-- Begin --
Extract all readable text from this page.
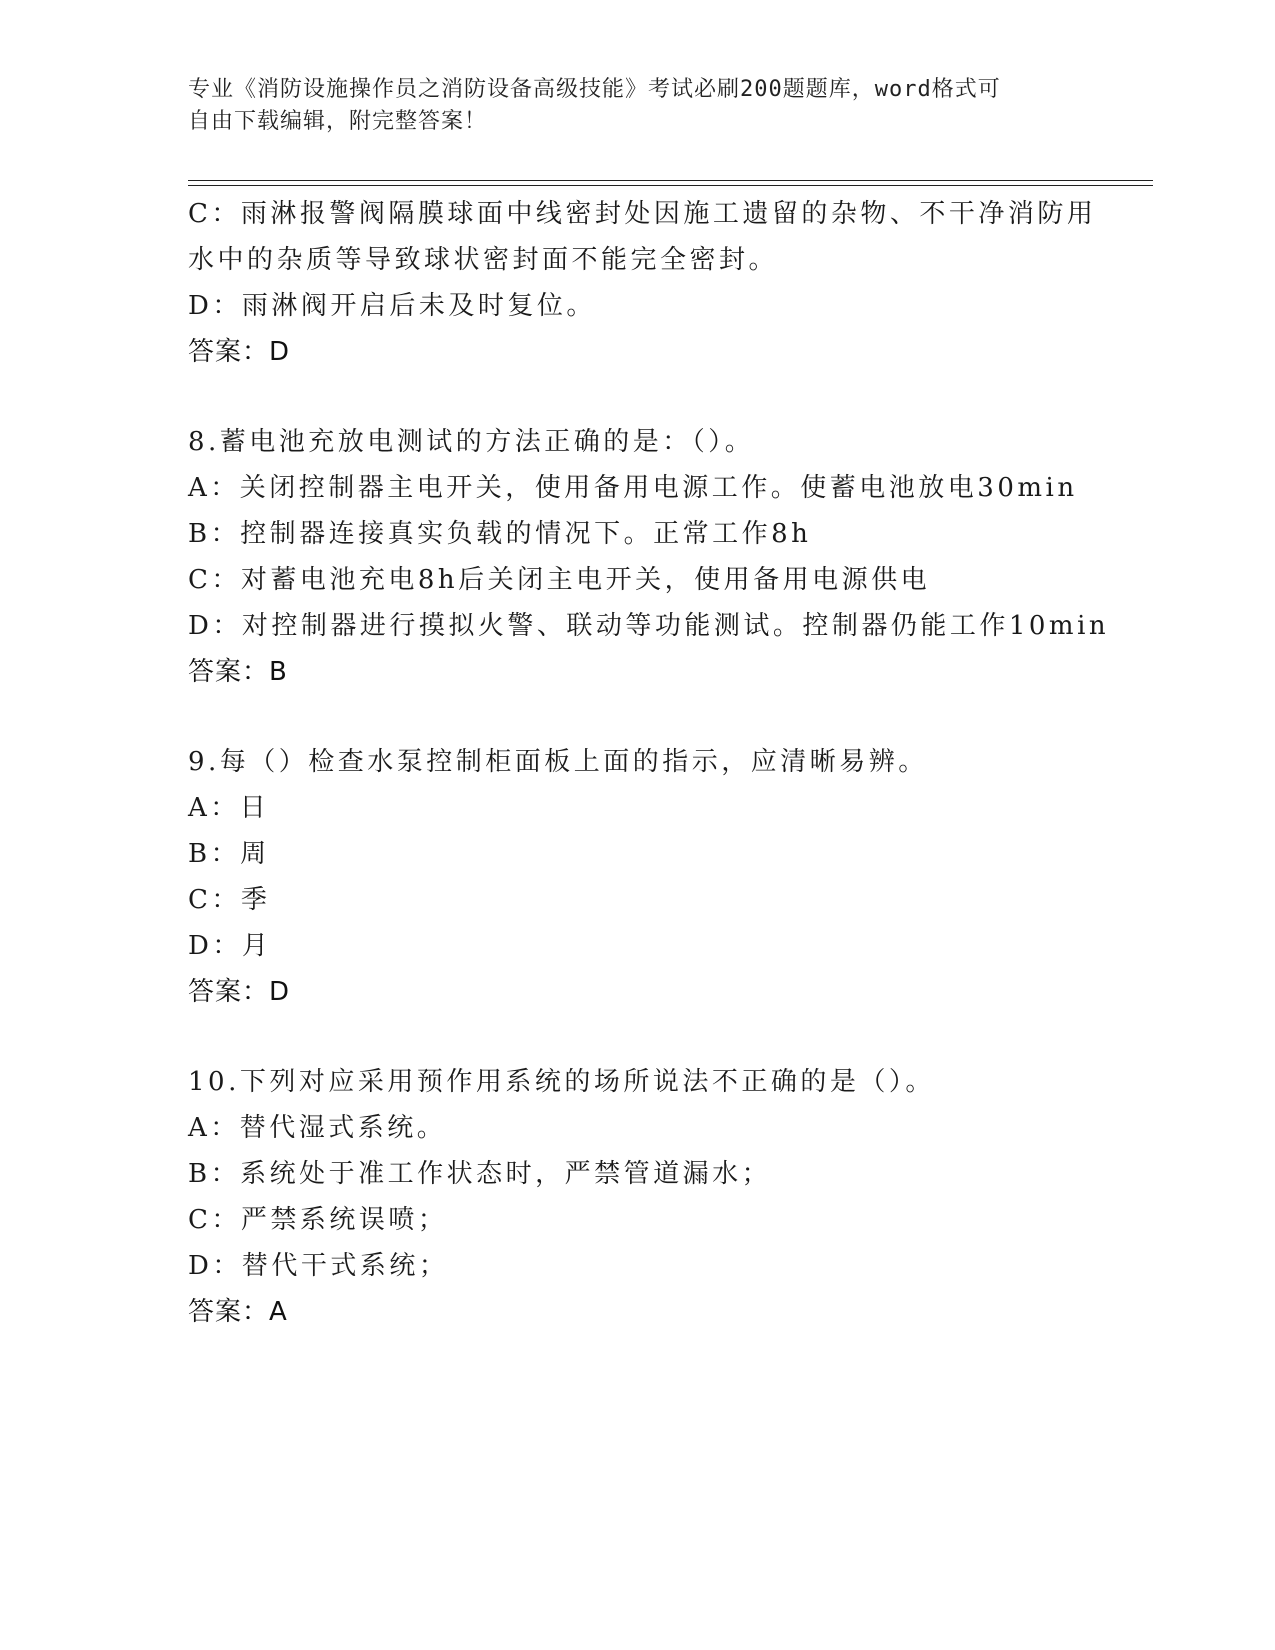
专业《消防设施操作员之消防设备高级技能》考试必刷200题题库，word格式可
自由下载编辑，附完整答案！
C：雨淋报警阀隔膜球面中线密封处因施工遗留的杂物、不干净消防用
水中的杂质等导致球状密封面不能完全密封。
D：雨淋阀开启后未及时复位。
答案：D
8.蓄电池充放电测试的方法正确的是：（）。
A：关闭控制器主电开关，使用备用电源工作。使蓄电池放电30min
B：控制器连接真实负载的情况下。正常工作8h
C：对蓄电池充电8h后关闭主电开关，使用备用电源供电
D：对控制器进行摸拟火警、联动等功能测试。控制器仍能工作10min
答案：B
9.每（）检查水泵控制柜面板上面的指示，应清晰易辨。
A：日
B：周
C：季
D：月
答案：D
10.下列对应采用预作用系统的场所说法不正确的是（）。
A：替代湿式系统。
B：系统处于准工作状态时，严禁管道漏水；
C：严禁系统误喷；
D：替代干式系统；
答案：A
-- End --
Required task —
Reproduce the material above in full, exactly, with no images.

Exercise output —
Extract all readable text from this page.
专业《消防设施操作员之消防设备高级技能》考试必刷200题题库，word格式可
自由下载编辑，附完整答案！
C：雨淋报警阀隔膜球面中线密封处因施工遗留的杂物、不干净消防用
水中的杂质等导致球状密封面不能完全密封。
D：雨淋阀开启后未及时复位。
答案：D
8.蓄电池充放电测试的方法正确的是：（）。
A：关闭控制器主电开关，使用备用电源工作。使蓄电池放电30min
B：控制器连接真实负载的情况下。正常工作8h
C：对蓄电池充电8h后关闭主电开关，使用备用电源供电
D：对控制器进行摸拟火警、联动等功能测试。控制器仍能工作10min
答案：B
9.每（）检查水泵控制柜面板上面的指示，应清晰易辨。
A：日
B：周
C：季
D：月
答案：D
10.下列对应采用预作用系统的场所说法不正确的是（）。
A：替代湿式系统。
B：系统处于准工作状态时，严禁管道漏水；
C：严禁系统误喷；
D：替代干式系统；
答案：A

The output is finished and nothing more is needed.